▶ Your task
Show all lines holding "this".

+++ Data provided +++

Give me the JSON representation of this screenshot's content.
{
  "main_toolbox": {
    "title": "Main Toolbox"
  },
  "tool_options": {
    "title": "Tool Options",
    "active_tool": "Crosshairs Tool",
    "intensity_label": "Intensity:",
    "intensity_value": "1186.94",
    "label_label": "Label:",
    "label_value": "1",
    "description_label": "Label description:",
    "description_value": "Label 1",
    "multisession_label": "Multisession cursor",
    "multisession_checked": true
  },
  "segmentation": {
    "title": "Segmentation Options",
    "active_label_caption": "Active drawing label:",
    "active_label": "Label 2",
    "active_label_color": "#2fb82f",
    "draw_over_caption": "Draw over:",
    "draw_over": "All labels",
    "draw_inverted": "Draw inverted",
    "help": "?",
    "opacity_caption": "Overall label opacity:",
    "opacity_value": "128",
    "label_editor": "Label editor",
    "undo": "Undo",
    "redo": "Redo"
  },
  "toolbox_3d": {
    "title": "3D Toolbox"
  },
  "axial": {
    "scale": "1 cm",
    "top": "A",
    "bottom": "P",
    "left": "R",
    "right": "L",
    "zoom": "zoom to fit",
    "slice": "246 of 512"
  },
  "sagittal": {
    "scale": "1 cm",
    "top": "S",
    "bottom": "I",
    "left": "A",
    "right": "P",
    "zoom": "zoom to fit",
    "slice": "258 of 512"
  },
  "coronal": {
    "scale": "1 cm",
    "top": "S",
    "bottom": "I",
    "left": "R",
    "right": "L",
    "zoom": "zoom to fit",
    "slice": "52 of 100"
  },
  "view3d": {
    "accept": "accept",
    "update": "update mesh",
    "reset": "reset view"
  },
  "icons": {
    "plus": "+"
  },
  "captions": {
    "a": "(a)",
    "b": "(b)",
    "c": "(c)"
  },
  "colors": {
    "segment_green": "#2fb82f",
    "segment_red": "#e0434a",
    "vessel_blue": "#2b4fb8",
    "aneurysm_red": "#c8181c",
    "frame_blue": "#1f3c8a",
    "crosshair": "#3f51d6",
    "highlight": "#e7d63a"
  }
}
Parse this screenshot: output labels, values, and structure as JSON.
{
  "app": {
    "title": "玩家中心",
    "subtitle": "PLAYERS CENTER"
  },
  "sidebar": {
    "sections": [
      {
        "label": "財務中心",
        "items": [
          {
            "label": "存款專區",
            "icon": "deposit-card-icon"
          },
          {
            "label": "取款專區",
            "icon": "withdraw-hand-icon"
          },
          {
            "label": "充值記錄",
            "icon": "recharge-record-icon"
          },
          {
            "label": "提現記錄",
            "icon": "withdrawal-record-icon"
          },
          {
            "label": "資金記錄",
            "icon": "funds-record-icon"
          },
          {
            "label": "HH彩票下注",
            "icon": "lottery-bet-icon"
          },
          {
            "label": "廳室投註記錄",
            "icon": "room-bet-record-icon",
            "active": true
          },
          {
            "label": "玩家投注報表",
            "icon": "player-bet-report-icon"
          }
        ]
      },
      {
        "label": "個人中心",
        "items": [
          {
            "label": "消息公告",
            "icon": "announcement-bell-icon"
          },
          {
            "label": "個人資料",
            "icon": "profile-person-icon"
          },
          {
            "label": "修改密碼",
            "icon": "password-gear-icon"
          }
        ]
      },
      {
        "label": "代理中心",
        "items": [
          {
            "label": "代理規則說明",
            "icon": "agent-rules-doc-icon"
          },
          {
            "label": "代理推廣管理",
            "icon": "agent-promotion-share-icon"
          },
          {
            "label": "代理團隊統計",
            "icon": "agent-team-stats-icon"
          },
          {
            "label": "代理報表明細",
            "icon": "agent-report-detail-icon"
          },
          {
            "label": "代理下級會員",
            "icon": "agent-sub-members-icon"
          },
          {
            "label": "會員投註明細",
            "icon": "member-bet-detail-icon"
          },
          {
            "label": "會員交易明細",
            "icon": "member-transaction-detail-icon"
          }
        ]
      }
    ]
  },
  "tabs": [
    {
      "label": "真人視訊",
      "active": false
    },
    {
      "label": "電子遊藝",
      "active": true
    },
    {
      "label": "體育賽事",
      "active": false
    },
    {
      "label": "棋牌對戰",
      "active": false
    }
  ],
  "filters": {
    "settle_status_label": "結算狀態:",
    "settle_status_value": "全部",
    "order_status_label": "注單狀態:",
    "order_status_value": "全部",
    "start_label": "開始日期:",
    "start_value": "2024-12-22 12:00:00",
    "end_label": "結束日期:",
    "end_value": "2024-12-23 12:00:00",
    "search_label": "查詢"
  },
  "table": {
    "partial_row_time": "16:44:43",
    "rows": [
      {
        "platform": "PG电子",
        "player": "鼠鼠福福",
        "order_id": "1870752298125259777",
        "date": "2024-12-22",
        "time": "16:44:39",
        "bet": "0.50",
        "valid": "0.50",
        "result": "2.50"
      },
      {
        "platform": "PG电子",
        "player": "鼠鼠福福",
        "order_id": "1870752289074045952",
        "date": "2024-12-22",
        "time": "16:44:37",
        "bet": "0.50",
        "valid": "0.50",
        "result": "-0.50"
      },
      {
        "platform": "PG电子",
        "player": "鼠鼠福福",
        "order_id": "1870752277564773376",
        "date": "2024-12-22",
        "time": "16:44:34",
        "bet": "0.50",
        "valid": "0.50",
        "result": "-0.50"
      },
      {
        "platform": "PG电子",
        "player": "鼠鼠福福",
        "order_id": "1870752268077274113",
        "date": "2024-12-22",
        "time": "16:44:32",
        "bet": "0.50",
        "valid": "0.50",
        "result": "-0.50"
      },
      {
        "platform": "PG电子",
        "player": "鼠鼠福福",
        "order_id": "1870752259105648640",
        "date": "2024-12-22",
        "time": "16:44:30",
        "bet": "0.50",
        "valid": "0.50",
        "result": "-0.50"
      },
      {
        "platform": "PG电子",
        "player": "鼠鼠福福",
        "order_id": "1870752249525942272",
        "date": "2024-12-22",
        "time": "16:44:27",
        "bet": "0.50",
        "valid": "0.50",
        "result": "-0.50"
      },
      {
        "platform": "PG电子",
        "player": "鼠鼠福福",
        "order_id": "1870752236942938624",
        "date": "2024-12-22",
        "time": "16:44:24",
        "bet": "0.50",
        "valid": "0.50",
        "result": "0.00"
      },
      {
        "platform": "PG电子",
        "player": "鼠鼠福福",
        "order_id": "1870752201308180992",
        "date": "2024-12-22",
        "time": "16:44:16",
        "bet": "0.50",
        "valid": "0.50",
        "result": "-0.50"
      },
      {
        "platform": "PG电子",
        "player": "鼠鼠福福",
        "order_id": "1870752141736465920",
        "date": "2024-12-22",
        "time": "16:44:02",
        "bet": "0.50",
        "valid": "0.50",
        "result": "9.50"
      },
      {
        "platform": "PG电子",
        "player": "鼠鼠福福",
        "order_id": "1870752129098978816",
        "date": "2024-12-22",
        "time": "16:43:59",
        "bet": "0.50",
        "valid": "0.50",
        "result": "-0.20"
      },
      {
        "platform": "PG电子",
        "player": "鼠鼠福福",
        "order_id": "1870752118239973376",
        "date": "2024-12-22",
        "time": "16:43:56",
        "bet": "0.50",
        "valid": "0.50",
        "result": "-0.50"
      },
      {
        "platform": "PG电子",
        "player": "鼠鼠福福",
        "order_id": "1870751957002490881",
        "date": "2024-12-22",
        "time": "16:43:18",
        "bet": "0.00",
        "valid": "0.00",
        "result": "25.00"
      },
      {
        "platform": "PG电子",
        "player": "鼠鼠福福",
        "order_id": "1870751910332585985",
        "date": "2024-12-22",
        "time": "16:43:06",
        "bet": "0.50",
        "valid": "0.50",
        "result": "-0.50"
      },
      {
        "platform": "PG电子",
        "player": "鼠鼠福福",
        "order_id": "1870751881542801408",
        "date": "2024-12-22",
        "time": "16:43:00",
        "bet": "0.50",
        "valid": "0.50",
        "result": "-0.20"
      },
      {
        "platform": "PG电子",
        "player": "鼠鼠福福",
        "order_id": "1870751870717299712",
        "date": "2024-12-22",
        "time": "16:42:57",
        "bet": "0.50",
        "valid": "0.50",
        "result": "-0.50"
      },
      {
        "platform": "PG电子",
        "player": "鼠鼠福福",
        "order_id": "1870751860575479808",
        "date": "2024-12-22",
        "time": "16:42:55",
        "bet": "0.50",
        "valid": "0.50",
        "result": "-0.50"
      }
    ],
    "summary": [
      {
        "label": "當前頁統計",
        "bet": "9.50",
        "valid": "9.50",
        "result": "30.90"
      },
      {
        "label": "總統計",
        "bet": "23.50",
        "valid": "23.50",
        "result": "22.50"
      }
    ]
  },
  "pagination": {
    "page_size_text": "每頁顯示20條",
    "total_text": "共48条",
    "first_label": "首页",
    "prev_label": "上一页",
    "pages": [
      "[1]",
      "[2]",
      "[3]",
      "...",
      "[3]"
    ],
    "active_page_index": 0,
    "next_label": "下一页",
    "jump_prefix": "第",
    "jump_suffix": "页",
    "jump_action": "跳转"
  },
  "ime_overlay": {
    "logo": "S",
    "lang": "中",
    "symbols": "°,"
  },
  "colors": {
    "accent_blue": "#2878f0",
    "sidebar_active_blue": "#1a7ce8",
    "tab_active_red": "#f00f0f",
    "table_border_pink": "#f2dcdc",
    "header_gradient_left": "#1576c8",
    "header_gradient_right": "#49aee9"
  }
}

+++

▶ Answer below
Give me the JSON representation of this screenshot's content.
Parse this screenshot: output labels, values, and structure as JSON.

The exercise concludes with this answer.